--- Materials provided ---

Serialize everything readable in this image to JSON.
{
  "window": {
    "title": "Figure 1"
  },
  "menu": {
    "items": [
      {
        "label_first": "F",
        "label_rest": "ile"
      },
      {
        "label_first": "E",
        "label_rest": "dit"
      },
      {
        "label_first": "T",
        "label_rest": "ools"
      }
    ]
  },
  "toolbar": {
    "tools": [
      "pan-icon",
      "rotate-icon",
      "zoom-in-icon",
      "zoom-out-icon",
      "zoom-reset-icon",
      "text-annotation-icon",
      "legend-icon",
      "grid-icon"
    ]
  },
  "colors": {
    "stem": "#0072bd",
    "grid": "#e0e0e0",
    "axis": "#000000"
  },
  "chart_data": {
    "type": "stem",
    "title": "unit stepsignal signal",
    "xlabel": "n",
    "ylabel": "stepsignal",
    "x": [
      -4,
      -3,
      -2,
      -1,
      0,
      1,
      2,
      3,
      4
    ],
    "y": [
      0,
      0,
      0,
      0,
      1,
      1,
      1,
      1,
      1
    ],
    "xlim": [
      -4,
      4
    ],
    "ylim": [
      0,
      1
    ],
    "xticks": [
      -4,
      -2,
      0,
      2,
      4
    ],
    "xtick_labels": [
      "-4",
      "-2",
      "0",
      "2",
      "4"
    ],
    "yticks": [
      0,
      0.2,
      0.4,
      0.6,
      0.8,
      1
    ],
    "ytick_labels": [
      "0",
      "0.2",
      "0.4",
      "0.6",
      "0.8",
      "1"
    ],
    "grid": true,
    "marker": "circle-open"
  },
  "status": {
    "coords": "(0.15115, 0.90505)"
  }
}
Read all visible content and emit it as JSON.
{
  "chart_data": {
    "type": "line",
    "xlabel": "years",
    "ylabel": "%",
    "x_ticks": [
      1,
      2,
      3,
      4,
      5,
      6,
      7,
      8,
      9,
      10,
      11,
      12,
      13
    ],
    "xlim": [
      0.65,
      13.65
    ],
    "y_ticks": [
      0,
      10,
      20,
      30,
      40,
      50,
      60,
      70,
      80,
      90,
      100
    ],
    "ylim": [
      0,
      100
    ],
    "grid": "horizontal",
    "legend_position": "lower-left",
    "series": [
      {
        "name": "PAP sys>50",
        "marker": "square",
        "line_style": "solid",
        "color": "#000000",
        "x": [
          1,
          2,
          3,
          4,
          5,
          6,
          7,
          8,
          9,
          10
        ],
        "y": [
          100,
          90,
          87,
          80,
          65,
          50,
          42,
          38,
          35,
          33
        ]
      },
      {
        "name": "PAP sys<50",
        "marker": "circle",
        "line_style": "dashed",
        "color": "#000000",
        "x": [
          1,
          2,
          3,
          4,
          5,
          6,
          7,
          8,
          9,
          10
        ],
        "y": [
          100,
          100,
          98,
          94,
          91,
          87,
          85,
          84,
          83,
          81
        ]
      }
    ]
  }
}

---

Written request ▸ Extract all of the data exactly as written.

Exercise response ▸
Serialize everything readable in this image to JSON.
{
  "window": {
    "title": "Figure 1"
  },
  "menu": {
    "items": [
      {
        "label_first": "F",
        "label_rest": "ile"
      },
      {
        "label_first": "E",
        "label_rest": "dit"
      },
      {
        "label_first": "T",
        "label_rest": "ools"
      }
    ]
  },
  "toolbar": {
    "tools": [
      "pan-icon",
      "rotate-icon",
      "zoom-in-icon",
      "zoom-out-icon",
      "zoom-reset-icon",
      "text-annotation-icon",
      "legend-icon",
      "grid-icon"
    ]
  },
  "colors": {
    "stem": "#0072bd",
    "grid": "#e0e0e0",
    "axis": "#000000"
  },
  "chart_data": {
    "type": "stem",
    "title": "unit stepsignal signal",
    "xlabel": "n",
    "ylabel": "stepsignal",
    "x": [
      -4,
      -3,
      -2,
      -1,
      0,
      1,
      2,
      3,
      4
    ],
    "y": [
      0,
      0,
      0,
      0,
      1,
      1,
      1,
      1,
      1
    ],
    "xlim": [
      -4,
      4
    ],
    "ylim": [
      0,
      1
    ],
    "xticks": [
      -4,
      -2,
      0,
      2,
      4
    ],
    "xtick_labels": [
      "-4",
      "-2",
      "0",
      "2",
      "4"
    ],
    "yticks": [
      0,
      0.2,
      0.4,
      0.6,
      0.8,
      1
    ],
    "ytick_labels": [
      "0",
      "0.2",
      "0.4",
      "0.6",
      "0.8",
      "1"
    ],
    "grid": true,
    "marker": "circle-open"
  },
  "status": {
    "coords": "(0.15115, 0.90505)"
  }
}
Read all visible content and emit it as JSON.
{
  "chart_data": {
    "type": "line",
    "xlabel": "years",
    "ylabel": "%",
    "x_ticks": [
      1,
      2,
      3,
      4,
      5,
      6,
      7,
      8,
      9,
      10,
      11,
      12,
      13
    ],
    "xlim": [
      0.65,
      13.65
    ],
    "y_ticks": [
      0,
      10,
      20,
      30,
      40,
      50,
      60,
      70,
      80,
      90,
      100
    ],
    "ylim": [
      0,
      100
    ],
    "grid": "horizontal",
    "legend_position": "lower-left",
    "series": [
      {
        "name": "PAP sys>50",
        "marker": "square",
        "line_style": "solid",
        "color": "#000000",
        "x": [
          1,
          2,
          3,
          4,
          5,
          6,
          7,
          8,
          9,
          10
        ],
        "y": [
          100,
          90,
          87,
          80,
          65,
          50,
          42,
          38,
          35,
          33
        ]
      },
      {
        "name": "PAP sys<50",
        "marker": "circle",
        "line_style": "dashed",
        "color": "#000000",
        "x": [
          1,
          2,
          3,
          4,
          5,
          6,
          7,
          8,
          9,
          10
        ],
        "y": [
          100,
          100,
          98,
          94,
          91,
          87,
          85,
          84,
          83,
          81
        ]
      }
    ]
  }
}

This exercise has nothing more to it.